* start AVAILABLE RECORDS *

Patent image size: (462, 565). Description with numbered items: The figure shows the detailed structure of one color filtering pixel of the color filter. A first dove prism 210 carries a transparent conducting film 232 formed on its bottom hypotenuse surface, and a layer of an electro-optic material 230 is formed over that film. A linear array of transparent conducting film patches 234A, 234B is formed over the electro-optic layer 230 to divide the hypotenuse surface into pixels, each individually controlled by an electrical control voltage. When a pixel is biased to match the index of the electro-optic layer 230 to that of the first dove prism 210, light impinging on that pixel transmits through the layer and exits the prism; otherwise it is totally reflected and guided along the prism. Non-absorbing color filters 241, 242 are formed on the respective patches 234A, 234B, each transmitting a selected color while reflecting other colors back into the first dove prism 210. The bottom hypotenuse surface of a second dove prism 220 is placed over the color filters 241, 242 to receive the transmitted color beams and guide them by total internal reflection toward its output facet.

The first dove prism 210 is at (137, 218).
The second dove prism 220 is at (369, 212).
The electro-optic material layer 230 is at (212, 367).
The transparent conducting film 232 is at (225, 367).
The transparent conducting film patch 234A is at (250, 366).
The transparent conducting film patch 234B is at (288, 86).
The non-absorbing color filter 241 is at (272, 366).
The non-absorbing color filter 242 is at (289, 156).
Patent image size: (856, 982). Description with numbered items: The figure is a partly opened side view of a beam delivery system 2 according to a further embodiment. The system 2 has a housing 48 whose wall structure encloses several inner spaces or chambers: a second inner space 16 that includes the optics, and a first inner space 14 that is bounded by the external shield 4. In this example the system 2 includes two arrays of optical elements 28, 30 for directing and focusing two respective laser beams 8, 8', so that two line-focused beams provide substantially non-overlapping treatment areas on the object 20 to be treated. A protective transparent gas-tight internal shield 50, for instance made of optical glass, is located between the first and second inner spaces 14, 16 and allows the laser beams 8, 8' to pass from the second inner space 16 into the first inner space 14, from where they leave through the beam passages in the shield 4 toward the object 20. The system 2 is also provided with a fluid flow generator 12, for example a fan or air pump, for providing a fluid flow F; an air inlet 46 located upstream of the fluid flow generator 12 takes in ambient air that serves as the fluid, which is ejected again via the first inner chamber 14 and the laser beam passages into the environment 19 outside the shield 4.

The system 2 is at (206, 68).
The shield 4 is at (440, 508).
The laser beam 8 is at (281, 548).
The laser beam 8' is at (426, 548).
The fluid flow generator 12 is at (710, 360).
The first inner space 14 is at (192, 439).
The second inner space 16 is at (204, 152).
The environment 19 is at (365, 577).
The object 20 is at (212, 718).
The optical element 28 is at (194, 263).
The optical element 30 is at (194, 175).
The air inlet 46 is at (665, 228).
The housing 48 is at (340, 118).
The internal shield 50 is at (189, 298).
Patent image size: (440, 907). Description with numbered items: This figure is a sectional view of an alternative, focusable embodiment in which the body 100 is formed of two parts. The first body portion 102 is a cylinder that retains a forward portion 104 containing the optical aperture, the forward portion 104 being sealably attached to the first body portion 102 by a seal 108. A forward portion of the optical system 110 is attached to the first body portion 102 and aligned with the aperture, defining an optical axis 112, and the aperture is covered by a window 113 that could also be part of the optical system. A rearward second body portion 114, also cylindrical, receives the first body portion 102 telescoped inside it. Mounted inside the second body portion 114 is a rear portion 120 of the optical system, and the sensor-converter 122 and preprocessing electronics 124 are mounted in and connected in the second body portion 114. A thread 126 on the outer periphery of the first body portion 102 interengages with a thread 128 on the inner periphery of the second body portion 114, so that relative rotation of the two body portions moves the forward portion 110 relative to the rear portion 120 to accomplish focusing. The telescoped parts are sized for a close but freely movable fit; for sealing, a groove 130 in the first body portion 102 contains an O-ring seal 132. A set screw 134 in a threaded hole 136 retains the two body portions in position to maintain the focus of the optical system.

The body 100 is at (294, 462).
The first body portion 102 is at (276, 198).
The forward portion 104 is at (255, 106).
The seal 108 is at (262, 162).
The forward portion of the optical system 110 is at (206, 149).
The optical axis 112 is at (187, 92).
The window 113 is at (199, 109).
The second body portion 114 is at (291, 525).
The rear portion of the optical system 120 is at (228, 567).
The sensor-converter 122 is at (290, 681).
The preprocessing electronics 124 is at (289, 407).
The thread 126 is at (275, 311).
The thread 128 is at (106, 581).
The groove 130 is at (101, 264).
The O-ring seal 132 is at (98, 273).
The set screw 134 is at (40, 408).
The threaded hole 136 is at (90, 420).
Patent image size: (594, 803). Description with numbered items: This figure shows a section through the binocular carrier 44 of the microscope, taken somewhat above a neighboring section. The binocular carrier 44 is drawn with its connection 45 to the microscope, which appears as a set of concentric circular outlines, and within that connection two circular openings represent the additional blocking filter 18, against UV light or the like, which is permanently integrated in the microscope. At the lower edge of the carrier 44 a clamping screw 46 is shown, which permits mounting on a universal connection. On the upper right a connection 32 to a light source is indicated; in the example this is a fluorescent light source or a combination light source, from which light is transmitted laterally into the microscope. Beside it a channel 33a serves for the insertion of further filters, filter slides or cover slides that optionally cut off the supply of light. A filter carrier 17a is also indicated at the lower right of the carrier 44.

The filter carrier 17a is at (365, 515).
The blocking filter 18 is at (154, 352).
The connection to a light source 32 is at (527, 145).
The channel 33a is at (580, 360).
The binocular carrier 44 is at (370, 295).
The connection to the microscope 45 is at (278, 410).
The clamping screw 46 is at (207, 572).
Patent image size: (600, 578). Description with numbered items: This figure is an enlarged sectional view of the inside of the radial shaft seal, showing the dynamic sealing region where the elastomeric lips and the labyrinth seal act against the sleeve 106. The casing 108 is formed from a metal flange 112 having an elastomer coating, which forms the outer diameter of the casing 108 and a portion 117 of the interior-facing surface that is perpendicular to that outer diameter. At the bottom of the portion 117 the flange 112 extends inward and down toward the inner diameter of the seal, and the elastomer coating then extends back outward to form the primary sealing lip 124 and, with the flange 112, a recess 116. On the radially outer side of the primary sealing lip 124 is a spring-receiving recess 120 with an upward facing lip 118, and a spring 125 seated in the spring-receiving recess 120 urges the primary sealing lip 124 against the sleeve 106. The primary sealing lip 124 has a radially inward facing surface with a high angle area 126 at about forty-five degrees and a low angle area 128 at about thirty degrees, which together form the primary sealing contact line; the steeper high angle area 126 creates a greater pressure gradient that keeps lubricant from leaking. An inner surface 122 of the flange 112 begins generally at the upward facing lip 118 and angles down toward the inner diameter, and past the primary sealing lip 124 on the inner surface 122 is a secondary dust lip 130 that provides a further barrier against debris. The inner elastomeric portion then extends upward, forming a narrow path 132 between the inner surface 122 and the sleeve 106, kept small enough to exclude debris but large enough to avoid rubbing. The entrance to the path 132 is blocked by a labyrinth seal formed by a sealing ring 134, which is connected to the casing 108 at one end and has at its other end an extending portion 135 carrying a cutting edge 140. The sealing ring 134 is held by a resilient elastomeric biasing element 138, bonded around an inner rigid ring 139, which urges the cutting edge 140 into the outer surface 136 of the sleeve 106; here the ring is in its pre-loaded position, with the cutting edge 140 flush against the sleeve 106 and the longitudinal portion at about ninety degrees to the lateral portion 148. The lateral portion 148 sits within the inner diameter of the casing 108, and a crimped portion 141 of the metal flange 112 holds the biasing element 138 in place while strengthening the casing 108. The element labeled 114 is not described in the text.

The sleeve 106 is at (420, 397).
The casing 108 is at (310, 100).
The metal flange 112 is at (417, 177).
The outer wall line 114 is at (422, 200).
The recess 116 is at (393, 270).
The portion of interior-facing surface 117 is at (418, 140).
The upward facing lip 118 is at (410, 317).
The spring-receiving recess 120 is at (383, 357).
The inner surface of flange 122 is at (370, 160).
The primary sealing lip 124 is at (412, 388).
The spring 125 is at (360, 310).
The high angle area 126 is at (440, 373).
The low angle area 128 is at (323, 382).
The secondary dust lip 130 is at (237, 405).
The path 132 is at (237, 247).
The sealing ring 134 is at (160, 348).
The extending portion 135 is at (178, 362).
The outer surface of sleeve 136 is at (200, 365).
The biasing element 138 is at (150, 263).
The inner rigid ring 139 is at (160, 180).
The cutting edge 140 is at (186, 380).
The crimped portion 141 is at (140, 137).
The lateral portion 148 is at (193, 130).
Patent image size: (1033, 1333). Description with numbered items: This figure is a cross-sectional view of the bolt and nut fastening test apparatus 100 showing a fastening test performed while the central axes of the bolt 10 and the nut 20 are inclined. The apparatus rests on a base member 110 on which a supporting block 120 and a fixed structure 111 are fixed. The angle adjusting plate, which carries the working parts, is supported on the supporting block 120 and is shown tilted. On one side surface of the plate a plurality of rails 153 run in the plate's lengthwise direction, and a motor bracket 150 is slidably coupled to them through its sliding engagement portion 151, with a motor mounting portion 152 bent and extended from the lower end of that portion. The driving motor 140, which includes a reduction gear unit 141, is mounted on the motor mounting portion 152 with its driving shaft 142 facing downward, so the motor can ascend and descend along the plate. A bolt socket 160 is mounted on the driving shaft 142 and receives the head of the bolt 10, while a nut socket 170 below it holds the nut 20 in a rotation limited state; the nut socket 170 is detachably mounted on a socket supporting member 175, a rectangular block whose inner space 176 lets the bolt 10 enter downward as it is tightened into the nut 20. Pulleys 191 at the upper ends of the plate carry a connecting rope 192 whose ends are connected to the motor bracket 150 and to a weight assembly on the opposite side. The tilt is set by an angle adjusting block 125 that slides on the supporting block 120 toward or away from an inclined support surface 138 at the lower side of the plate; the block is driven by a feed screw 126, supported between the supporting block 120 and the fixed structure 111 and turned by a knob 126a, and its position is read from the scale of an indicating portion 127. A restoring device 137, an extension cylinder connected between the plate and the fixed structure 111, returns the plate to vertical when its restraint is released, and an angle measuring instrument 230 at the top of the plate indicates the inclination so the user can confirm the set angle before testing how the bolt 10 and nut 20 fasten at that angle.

* end AVAILABLE RECORDS *

▸ OBJECTIVE:
Rewrite the part of the listing that runs from its start through the line containing "The second dove prism 220 is at (369, 212).". Replace "transparent conducting film" with "transparent conductive film" and keep everything else the same.

▸ WORKED ANSWER:
Patent image size: (462, 565). Description with numbered items: The figure shows the detailed structure of one color filtering pixel of the color filter. A first dove prism 210 carries a transparent conductive film 232 formed on its bottom hypotenuse surface, and a layer of an electro-optic material 230 is formed over that film. A linear array of transparent conductive film patches 234A, 234B is formed over the electro-optic layer 230 to divide the hypotenuse surface into pixels, each individually controlled by an electrical control voltage. When a pixel is biased to match the index of the electro-optic layer 230 to that of the first dove prism 210, light impinging on that pixel transmits through the layer and exits the prism; otherwise it is totally reflected and guided along the prism. Non-absorbing color filters 241, 242 are formed on the respective patches 234A, 234B, each transmitting a selected color while reflecting other colors back into the first dove prism 210. The bottom hypotenuse surface of a second dove prism 220 is placed over the color filters 241, 242 to receive the transmitted color beams and guide them by total internal reflection toward its output facet.

The first dove prism 210 is at (137, 218).
The second dove prism 220 is at (369, 212).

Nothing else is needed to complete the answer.